[Start of THE DATA]

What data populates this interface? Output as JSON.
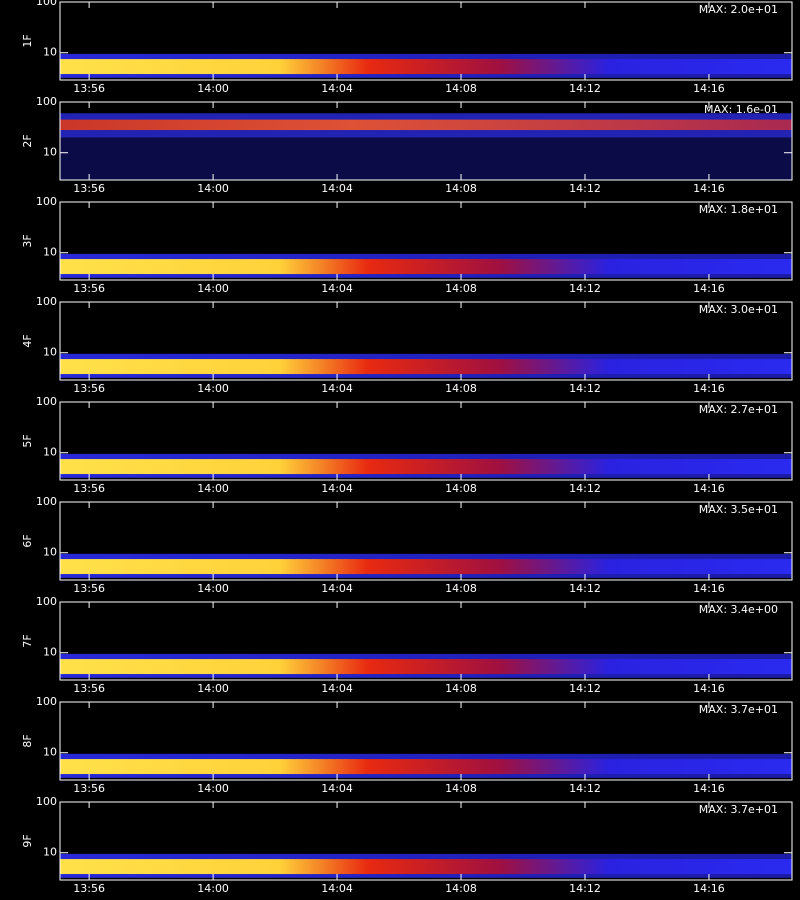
{
  "chart_data": [
    {
      "type": "heatmap",
      "ylabel": "1F",
      "annotation": "MAX: 2.0e+01",
      "log_y": true,
      "xlim": [
        835.06,
        858.68
      ],
      "xticks": [
        {
          "value": 836,
          "label": "13:56"
        },
        {
          "value": 840,
          "label": "14:00"
        },
        {
          "value": 844,
          "label": "14:04"
        },
        {
          "value": 848,
          "label": "14:08"
        },
        {
          "value": 852,
          "label": "14:12"
        },
        {
          "value": 856,
          "label": "14:16"
        }
      ],
      "ylim": [
        2.9,
        100
      ],
      "yticks": [
        10,
        100
      ]
    },
    {
      "type": "heatmap",
      "ylabel": "2F",
      "annotation": "MAX: 1.6e-01",
      "log_y": true,
      "xlim": [
        835.06,
        858.68
      ],
      "xticks": [
        {
          "value": 836,
          "label": "13:56"
        },
        {
          "value": 840,
          "label": "14:00"
        },
        {
          "value": 844,
          "label": "14:04"
        },
        {
          "value": 848,
          "label": "14:08"
        },
        {
          "value": 852,
          "label": "14:12"
        },
        {
          "value": 856,
          "label": "14:16"
        }
      ],
      "ylim": [
        2.9,
        100
      ],
      "yticks": [
        10,
        100
      ]
    },
    {
      "type": "heatmap",
      "ylabel": "3F",
      "annotation": "MAX: 1.8e+01",
      "log_y": true,
      "xlim": [
        835.06,
        858.68
      ],
      "xticks": [
        {
          "value": 836,
          "label": "13:56"
        },
        {
          "value": 840,
          "label": "14:00"
        },
        {
          "value": 844,
          "label": "14:04"
        },
        {
          "value": 848,
          "label": "14:08"
        },
        {
          "value": 852,
          "label": "14:12"
        },
        {
          "value": 856,
          "label": "14:16"
        }
      ],
      "ylim": [
        2.9,
        100
      ],
      "yticks": [
        10,
        100
      ]
    },
    {
      "type": "heatmap",
      "ylabel": "4F",
      "annotation": "MAX: 3.0e+01",
      "log_y": true,
      "xlim": [
        835.06,
        858.68
      ],
      "xticks": [
        {
          "value": 836,
          "label": "13:56"
        },
        {
          "value": 840,
          "label": "14:00"
        },
        {
          "value": 844,
          "label": "14:04"
        },
        {
          "value": 848,
          "label": "14:08"
        },
        {
          "value": 852,
          "label": "14:12"
        },
        {
          "value": 856,
          "label": "14:16"
        }
      ],
      "ylim": [
        2.9,
        100
      ],
      "yticks": [
        10,
        100
      ]
    },
    {
      "type": "heatmap",
      "ylabel": "5F",
      "annotation": "MAX: 2.7e+01",
      "log_y": true,
      "xlim": [
        835.06,
        858.68
      ],
      "xticks": [
        {
          "value": 836,
          "label": "13:56"
        },
        {
          "value": 840,
          "label": "14:00"
        },
        {
          "value": 844,
          "label": "14:04"
        },
        {
          "value": 848,
          "label": "14:08"
        },
        {
          "value": 852,
          "label": "14:12"
        },
        {
          "value": 856,
          "label": "14:16"
        }
      ],
      "ylim": [
        2.9,
        100
      ],
      "yticks": [
        10,
        100
      ]
    },
    {
      "type": "heatmap",
      "ylabel": "6F",
      "annotation": "MAX: 3.5e+01",
      "log_y": true,
      "xlim": [
        835.06,
        858.68
      ],
      "xticks": [
        {
          "value": 836,
          "label": "13:56"
        },
        {
          "value": 840,
          "label": "14:00"
        },
        {
          "value": 844,
          "label": "14:04"
        },
        {
          "value": 848,
          "label": "14:08"
        },
        {
          "value": 852,
          "label": "14:12"
        },
        {
          "value": 856,
          "label": "14:16"
        }
      ],
      "ylim": [
        2.9,
        100
      ],
      "yticks": [
        10,
        100
      ]
    },
    {
      "type": "heatmap",
      "ylabel": "7F",
      "annotation": "MAX: 3.4e+00",
      "log_y": true,
      "xlim": [
        835.06,
        858.68
      ],
      "xticks": [
        {
          "value": 836,
          "label": "13:56"
        },
        {
          "value": 840,
          "label": "14:00"
        },
        {
          "value": 844,
          "label": "14:04"
        },
        {
          "value": 848,
          "label": "14:08"
        },
        {
          "value": 852,
          "label": "14:12"
        },
        {
          "value": 856,
          "label": "14:16"
        }
      ],
      "ylim": [
        2.9,
        100
      ],
      "yticks": [
        10,
        100
      ]
    },
    {
      "type": "heatmap",
      "ylabel": "8F",
      "annotation": "MAX: 3.7e+01",
      "log_y": true,
      "xlim": [
        835.06,
        858.68
      ],
      "xticks": [
        {
          "value": 836,
          "label": "13:56"
        },
        {
          "value": 840,
          "label": "14:00"
        },
        {
          "value": 844,
          "label": "14:04"
        },
        {
          "value": 848,
          "label": "14:08"
        },
        {
          "value": 852,
          "label": "14:12"
        },
        {
          "value": 856,
          "label": "14:16"
        }
      ],
      "ylim": [
        2.9,
        100
      ],
      "yticks": [
        10,
        100
      ]
    },
    {
      "type": "heatmap",
      "ylabel": "9F",
      "annotation": "MAX: 3.7e+01",
      "log_y": true,
      "xlim": [
        835.06,
        858.68
      ],
      "xticks": [
        {
          "value": 836,
          "label": "13:56"
        },
        {
          "value": 840,
          "label": "14:00"
        },
        {
          "value": 844,
          "label": "14:04"
        },
        {
          "value": 848,
          "label": "14:08"
        },
        {
          "value": 852,
          "label": "14:12"
        },
        {
          "value": 856,
          "label": "14:16"
        }
      ],
      "ylim": [
        2.9,
        100
      ],
      "yticks": [
        10,
        100
      ]
    }
  ]
}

[End of THE DATA]

= TO DO =
Copy out each line of the material that holds the word "ylabel".

= RESULT =
      "ylabel": "1F",
      "ylabel": "2F",
      "ylabel": "3F",
      "ylabel": "4F",
      "ylabel": "5F",
      "ylabel": "6F",
      "ylabel": "7F",
      "ylabel": "8F",
      "ylabel": "9F",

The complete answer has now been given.